Extracted material
───
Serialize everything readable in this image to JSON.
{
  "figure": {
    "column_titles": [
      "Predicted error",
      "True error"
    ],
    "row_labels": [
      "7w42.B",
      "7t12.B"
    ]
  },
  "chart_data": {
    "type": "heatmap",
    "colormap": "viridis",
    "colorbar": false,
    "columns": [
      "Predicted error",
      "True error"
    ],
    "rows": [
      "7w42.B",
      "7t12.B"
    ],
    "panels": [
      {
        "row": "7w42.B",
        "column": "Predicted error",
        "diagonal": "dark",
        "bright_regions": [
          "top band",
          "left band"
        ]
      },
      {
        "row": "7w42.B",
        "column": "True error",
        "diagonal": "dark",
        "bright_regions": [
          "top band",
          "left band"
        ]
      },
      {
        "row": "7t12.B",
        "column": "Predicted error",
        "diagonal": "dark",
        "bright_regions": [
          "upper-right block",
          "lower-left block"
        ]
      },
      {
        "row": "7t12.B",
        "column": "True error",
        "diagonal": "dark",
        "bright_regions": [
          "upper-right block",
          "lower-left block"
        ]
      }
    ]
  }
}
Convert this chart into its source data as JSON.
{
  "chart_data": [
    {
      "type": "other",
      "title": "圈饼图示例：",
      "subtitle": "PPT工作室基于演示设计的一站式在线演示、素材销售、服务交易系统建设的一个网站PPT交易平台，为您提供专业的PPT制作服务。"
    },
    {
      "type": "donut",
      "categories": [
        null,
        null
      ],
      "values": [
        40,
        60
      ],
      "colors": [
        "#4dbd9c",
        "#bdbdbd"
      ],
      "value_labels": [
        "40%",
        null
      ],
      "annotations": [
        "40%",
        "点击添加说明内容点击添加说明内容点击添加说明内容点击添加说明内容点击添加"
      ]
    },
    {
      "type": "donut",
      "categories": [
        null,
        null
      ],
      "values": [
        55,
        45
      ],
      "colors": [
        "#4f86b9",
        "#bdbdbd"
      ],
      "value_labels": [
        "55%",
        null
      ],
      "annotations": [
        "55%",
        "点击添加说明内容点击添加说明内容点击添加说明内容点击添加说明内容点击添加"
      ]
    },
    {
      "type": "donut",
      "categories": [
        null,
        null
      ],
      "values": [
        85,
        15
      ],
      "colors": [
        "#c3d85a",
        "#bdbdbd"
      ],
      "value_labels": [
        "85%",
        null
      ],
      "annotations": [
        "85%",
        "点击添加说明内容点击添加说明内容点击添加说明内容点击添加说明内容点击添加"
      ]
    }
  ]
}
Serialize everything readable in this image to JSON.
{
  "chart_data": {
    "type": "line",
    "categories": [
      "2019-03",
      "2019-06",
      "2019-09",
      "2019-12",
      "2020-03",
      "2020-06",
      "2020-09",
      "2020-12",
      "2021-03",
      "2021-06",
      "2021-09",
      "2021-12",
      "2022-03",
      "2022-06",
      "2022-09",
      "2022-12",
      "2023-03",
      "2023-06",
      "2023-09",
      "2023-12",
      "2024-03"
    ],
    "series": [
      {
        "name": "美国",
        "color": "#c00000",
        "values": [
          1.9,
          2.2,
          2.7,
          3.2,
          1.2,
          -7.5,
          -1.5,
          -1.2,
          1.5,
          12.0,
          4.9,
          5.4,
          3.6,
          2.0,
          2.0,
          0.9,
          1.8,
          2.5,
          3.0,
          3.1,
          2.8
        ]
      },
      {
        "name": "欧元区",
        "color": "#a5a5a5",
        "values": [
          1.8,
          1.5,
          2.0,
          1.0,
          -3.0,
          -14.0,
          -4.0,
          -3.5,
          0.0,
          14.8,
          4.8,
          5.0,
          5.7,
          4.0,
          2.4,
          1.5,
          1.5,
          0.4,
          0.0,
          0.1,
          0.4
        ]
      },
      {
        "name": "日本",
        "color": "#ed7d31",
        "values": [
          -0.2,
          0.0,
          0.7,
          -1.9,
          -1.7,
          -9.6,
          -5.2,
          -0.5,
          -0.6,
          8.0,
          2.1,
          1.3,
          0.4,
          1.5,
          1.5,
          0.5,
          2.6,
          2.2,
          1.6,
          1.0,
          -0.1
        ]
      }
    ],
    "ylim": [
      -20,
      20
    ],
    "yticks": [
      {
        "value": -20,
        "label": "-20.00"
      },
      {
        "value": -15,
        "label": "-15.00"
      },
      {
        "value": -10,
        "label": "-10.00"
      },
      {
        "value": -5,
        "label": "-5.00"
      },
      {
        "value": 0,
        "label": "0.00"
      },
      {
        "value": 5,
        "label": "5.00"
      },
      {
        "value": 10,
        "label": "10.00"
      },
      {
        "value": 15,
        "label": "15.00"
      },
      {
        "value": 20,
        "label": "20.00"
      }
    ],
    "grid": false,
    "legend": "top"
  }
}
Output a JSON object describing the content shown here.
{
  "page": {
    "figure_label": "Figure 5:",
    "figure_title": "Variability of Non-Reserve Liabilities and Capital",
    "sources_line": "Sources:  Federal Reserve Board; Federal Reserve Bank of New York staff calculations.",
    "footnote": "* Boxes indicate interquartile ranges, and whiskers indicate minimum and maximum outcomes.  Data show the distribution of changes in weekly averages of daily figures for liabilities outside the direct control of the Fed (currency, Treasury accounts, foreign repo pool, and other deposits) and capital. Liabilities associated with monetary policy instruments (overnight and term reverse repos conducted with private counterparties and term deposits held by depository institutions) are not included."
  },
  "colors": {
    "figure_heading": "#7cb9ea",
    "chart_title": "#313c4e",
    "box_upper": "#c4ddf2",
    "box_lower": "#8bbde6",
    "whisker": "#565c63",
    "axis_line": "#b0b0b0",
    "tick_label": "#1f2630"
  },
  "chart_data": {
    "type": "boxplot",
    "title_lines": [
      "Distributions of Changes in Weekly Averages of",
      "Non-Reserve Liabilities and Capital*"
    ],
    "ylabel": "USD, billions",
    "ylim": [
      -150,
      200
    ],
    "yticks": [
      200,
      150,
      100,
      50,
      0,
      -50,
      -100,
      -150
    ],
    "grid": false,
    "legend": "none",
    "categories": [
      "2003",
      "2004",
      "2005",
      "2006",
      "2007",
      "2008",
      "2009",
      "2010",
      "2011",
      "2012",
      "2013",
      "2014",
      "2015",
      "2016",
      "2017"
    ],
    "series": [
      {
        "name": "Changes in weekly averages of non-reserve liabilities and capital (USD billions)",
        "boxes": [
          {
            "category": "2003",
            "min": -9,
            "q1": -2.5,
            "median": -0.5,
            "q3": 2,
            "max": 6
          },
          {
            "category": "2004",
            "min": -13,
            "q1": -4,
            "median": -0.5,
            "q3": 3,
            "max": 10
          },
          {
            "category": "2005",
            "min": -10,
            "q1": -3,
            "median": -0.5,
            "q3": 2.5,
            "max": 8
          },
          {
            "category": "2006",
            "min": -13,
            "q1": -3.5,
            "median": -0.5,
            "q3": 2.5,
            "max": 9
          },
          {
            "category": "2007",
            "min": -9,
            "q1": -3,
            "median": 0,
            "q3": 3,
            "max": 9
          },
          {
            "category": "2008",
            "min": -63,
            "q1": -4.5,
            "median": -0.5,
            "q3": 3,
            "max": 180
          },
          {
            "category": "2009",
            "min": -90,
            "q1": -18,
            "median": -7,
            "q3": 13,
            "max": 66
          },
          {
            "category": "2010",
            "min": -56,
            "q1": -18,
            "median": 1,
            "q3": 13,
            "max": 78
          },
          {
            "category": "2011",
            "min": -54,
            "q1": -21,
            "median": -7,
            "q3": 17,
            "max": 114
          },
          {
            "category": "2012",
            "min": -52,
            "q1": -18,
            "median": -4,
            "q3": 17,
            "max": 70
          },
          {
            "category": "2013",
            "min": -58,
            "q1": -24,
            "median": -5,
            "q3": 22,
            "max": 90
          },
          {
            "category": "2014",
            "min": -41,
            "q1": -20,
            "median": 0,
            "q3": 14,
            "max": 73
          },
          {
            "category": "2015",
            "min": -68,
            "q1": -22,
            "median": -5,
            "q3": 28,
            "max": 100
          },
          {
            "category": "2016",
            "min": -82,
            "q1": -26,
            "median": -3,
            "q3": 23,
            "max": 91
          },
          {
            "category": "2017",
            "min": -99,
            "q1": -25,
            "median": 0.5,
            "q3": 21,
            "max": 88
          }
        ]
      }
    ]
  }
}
───
Given request
Search the lines for "type". Copy each line that has it.

Output below
    "type": "heatmap",
      "type": "other",
      "type": "donut",
      "type": "donut",
      "type": "donut",
    "type": "line",
    "type": "boxplot",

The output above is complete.